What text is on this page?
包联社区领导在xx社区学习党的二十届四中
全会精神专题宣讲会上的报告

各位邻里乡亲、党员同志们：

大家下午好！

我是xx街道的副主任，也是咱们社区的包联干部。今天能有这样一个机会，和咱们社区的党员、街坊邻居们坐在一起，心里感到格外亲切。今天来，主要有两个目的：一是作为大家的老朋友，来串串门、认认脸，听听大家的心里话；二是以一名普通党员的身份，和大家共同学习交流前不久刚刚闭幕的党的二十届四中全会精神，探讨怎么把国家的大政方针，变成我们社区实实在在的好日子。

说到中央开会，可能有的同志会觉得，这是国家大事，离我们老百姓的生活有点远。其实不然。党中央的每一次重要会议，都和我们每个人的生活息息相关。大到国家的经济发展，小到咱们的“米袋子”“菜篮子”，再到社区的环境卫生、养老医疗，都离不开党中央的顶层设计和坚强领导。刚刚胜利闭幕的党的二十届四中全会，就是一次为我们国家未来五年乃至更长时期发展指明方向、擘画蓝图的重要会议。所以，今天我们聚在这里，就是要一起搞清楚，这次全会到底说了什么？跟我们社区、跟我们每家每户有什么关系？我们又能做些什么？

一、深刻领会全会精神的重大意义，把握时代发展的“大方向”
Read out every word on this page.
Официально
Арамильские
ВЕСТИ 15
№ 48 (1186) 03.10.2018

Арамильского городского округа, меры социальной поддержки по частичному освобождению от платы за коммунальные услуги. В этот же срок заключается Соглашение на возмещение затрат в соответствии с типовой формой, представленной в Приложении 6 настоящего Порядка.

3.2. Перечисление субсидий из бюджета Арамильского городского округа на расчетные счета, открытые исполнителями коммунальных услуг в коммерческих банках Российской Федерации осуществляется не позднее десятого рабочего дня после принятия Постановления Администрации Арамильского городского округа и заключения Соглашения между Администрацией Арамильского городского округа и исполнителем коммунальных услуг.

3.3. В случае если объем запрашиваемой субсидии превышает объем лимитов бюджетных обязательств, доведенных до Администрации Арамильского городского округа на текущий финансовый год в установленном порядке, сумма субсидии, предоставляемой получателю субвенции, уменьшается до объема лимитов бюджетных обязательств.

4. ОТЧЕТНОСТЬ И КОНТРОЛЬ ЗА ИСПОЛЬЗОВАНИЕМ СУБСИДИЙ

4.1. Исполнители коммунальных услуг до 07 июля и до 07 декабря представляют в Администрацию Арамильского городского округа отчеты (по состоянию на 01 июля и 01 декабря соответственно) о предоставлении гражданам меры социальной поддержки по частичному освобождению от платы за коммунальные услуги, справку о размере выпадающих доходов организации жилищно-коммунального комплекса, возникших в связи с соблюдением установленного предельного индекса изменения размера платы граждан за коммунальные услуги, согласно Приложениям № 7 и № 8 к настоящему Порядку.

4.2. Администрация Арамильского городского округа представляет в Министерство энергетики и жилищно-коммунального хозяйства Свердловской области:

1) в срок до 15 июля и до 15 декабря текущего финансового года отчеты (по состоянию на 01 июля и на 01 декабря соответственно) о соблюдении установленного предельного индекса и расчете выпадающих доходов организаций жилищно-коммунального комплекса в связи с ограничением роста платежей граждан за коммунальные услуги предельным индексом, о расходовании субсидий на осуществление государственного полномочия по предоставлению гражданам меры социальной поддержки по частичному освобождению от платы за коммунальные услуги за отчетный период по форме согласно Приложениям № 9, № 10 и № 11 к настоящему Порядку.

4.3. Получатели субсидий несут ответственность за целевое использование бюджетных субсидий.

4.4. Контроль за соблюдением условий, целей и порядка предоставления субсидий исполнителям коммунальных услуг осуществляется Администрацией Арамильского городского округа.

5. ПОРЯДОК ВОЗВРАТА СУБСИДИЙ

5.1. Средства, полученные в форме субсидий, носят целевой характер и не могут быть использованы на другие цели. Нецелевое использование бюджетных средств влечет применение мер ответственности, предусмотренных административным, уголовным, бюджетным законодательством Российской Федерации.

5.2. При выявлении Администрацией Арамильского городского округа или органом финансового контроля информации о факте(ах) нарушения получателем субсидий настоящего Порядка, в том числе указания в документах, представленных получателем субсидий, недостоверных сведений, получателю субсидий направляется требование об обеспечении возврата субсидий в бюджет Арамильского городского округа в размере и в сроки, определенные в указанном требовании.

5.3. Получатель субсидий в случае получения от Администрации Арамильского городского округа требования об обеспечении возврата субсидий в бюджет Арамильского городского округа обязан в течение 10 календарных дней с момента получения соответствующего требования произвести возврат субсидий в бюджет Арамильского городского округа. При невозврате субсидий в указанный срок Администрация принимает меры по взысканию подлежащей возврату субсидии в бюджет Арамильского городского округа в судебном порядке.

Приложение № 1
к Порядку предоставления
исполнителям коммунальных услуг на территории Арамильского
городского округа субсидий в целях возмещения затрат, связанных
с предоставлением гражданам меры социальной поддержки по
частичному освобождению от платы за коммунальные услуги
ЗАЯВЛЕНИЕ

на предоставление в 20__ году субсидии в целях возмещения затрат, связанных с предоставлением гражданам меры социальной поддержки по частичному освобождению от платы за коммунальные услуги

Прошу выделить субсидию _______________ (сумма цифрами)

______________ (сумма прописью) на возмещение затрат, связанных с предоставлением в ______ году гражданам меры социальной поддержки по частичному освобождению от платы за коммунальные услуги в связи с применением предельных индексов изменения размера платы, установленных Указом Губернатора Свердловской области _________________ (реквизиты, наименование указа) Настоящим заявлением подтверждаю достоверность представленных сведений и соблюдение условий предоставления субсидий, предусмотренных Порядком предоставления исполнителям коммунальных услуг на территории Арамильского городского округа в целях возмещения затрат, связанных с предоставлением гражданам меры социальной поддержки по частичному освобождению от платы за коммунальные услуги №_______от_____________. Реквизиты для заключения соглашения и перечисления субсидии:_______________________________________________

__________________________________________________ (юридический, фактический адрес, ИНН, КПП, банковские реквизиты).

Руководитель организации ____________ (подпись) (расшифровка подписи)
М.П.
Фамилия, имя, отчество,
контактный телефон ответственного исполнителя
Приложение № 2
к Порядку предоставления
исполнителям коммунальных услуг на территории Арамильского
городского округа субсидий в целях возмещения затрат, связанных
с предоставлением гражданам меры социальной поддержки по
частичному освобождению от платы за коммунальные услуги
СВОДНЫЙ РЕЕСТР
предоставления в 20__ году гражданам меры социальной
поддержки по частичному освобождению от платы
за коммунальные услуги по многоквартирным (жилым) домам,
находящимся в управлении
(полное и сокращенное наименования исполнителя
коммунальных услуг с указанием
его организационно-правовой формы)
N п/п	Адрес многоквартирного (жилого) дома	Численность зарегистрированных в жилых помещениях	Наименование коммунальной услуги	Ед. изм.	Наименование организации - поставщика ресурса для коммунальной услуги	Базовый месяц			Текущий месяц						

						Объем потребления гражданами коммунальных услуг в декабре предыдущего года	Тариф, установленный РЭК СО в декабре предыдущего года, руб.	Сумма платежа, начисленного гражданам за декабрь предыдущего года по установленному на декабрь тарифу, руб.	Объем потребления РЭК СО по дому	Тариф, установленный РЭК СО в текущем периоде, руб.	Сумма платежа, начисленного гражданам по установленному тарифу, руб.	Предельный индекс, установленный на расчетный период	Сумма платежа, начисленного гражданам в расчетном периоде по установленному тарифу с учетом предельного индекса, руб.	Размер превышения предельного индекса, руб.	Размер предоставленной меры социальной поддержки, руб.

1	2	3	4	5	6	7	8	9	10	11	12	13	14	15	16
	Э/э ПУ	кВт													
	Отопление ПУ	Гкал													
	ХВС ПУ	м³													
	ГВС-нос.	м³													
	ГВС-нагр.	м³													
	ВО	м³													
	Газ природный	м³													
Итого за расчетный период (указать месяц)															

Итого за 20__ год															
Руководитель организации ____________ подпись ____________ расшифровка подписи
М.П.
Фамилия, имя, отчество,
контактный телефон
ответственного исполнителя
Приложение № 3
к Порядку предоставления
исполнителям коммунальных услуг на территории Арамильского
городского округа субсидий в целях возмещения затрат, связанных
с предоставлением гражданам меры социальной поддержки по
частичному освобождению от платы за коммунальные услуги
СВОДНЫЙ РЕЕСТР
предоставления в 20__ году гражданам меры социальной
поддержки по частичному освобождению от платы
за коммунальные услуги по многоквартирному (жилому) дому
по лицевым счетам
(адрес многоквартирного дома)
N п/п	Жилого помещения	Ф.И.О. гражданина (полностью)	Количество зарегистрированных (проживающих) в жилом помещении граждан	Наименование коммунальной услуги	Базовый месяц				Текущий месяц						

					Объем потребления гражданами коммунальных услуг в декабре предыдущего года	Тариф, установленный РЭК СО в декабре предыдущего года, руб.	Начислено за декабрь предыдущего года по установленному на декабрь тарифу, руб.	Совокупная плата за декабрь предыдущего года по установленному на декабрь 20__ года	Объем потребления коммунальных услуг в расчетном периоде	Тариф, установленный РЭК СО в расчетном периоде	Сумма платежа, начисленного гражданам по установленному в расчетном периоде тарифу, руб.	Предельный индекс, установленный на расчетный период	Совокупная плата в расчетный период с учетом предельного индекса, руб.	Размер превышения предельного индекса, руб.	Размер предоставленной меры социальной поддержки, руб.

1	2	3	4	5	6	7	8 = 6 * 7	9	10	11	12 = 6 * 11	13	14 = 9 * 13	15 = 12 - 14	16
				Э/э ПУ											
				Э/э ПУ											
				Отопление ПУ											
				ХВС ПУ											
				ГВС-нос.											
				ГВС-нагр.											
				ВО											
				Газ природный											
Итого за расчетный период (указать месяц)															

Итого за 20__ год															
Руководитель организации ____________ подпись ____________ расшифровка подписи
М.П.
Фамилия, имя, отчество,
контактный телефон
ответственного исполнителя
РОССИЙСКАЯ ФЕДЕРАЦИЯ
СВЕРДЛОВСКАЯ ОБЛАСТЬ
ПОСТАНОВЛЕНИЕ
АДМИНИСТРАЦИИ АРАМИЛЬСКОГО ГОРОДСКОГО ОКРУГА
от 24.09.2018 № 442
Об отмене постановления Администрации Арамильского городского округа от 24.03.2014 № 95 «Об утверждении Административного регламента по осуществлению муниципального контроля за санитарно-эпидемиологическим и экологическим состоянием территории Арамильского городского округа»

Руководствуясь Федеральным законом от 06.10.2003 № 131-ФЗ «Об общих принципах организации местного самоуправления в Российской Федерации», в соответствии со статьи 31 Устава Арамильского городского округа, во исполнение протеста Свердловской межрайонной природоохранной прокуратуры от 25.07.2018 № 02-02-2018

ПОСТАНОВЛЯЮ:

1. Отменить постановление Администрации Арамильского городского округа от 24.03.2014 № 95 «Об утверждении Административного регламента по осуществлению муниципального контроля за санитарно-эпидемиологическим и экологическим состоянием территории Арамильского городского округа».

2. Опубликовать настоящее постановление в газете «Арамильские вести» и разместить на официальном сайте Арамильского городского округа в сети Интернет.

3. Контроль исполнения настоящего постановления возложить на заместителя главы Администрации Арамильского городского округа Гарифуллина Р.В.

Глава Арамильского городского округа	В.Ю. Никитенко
********************
* **Job**:
Copy all lines from the listing that contain "состоянием".

* **Result of this task**:
Об отмене постановления Администрации Арамильского городского округа от 24.03.2014 № 95 «Об утверждении Административного регламента по осуществлению муниципального контроля за санитарно-эпидемиологическим и экологическим состоянием территории Арамильского городского округа»
1. Отменить постановление Администрации Арамильского городского округа от 24.03.2014 № 95 «Об утверждении Административного регламента по осуществлению муниципального контроля за санитарно-эпидемиологическим и экологическим состоянием территории Арамильского городского округа».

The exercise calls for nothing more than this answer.